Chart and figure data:
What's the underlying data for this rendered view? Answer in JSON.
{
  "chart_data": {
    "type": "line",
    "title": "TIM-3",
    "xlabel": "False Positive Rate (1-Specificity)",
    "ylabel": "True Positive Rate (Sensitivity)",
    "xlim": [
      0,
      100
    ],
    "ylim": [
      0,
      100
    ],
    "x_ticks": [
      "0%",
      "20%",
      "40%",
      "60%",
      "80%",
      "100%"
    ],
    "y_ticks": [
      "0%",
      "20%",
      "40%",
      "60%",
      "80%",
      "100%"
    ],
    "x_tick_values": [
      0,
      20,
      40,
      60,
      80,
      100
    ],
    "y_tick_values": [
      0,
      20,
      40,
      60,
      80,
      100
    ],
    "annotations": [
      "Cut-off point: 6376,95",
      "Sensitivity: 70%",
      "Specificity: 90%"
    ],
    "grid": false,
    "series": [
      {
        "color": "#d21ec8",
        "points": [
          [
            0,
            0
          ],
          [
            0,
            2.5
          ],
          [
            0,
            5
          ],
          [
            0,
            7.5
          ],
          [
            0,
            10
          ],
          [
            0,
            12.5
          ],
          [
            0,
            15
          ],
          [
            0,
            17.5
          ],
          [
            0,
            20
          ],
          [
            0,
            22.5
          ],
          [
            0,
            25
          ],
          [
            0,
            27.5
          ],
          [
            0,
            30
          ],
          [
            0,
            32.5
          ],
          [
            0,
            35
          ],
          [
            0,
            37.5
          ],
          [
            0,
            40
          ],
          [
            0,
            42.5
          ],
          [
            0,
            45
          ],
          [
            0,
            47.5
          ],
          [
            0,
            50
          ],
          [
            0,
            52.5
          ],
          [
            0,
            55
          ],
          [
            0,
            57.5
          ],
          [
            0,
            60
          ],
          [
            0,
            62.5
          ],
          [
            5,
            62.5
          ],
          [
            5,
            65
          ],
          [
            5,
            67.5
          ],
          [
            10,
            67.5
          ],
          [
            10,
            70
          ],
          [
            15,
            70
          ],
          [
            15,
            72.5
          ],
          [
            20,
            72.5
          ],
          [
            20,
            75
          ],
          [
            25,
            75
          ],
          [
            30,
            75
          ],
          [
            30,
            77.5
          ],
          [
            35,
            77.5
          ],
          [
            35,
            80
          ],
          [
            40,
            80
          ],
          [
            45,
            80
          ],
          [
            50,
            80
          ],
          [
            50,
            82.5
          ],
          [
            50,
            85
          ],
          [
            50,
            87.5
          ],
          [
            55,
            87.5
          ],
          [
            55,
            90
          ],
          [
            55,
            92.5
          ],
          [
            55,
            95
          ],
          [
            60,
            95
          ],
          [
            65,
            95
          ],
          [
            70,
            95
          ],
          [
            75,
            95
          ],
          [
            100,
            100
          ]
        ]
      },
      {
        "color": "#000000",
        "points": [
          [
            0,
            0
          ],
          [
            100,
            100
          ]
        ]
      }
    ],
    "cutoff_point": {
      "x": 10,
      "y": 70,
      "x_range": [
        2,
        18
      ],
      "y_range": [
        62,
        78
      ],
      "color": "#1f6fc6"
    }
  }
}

### TASK PROMPT
Copy all the lines, exactly.

### TASK RESULT
What's the underlying data for this rendered view? Answer in JSON.
{
  "chart_data": {
    "type": "line",
    "title": "TIM-3",
    "xlabel": "False Positive Rate (1-Specificity)",
    "ylabel": "True Positive Rate (Sensitivity)",
    "xlim": [
      0,
      100
    ],
    "ylim": [
      0,
      100
    ],
    "x_ticks": [
      "0%",
      "20%",
      "40%",
      "60%",
      "80%",
      "100%"
    ],
    "y_ticks": [
      "0%",
      "20%",
      "40%",
      "60%",
      "80%",
      "100%"
    ],
    "x_tick_values": [
      0,
      20,
      40,
      60,
      80,
      100
    ],
    "y_tick_values": [
      0,
      20,
      40,
      60,
      80,
      100
    ],
    "annotations": [
      "Cut-off point: 6376,95",
      "Sensitivity: 70%",
      "Specificity: 90%"
    ],
    "grid": false,
    "series": [
      {
        "color": "#d21ec8",
        "points": [
          [
            0,
            0
          ],
          [
            0,
            2.5
          ],
          [
            0,
            5
          ],
          [
            0,
            7.5
          ],
          [
            0,
            10
          ],
          [
            0,
            12.5
          ],
          [
            0,
            15
          ],
          [
            0,
            17.5
          ],
          [
            0,
            20
          ],
          [
            0,
            22.5
          ],
          [
            0,
            25
          ],
          [
            0,
            27.5
          ],
          [
            0,
            30
          ],
          [
            0,
            32.5
          ],
          [
            0,
            35
          ],
          [
            0,
            37.5
          ],
          [
            0,
            40
          ],
          [
            0,
            42.5
          ],
          [
            0,
            45
          ],
          [
            0,
            47.5
          ],
          [
            0,
            50
          ],
          [
            0,
            52.5
          ],
          [
            0,
            55
          ],
          [
            0,
            57.5
          ],
          [
            0,
            60
          ],
          [
            0,
            62.5
          ],
          [
            5,
            62.5
          ],
          [
            5,
            65
          ],
          [
            5,
            67.5
          ],
          [
            10,
            67.5
          ],
          [
            10,
            70
          ],
          [
            15,
            70
          ],
          [
            15,
            72.5
          ],
          [
            20,
            72.5
          ],
          [
            20,
            75
          ],
          [
            25,
            75
          ],
          [
            30,
            75
          ],
          [
            30,
            77.5
          ],
          [
            35,
            77.5
          ],
          [
            35,
            80
          ],
          [
            40,
            80
          ],
          [
            45,
            80
          ],
          [
            50,
            80
          ],
          [
            50,
            82.5
          ],
          [
            50,
            85
          ],
          [
            50,
            87.5
          ],
          [
            55,
            87.5
          ],
          [
            55,
            90
          ],
          [
            55,
            92.5
          ],
          [
            55,
            95
          ],
          [
            60,
            95
          ],
          [
            65,
            95
          ],
          [
            70,
            95
          ],
          [
            75,
            95
          ],
          [
            100,
            100
          ]
        ]
      },
      {
        "color": "#000000",
        "points": [
          [
            0,
            0
          ],
          [
            100,
            100
          ]
        ]
      }
    ],
    "cutoff_point": {
      "x": 10,
      "y": 70,
      "x_range": [
        2,
        18
      ],
      "y_range": [
        62,
        78
      ],
      "color": "#1f6fc6"
    }
  }
}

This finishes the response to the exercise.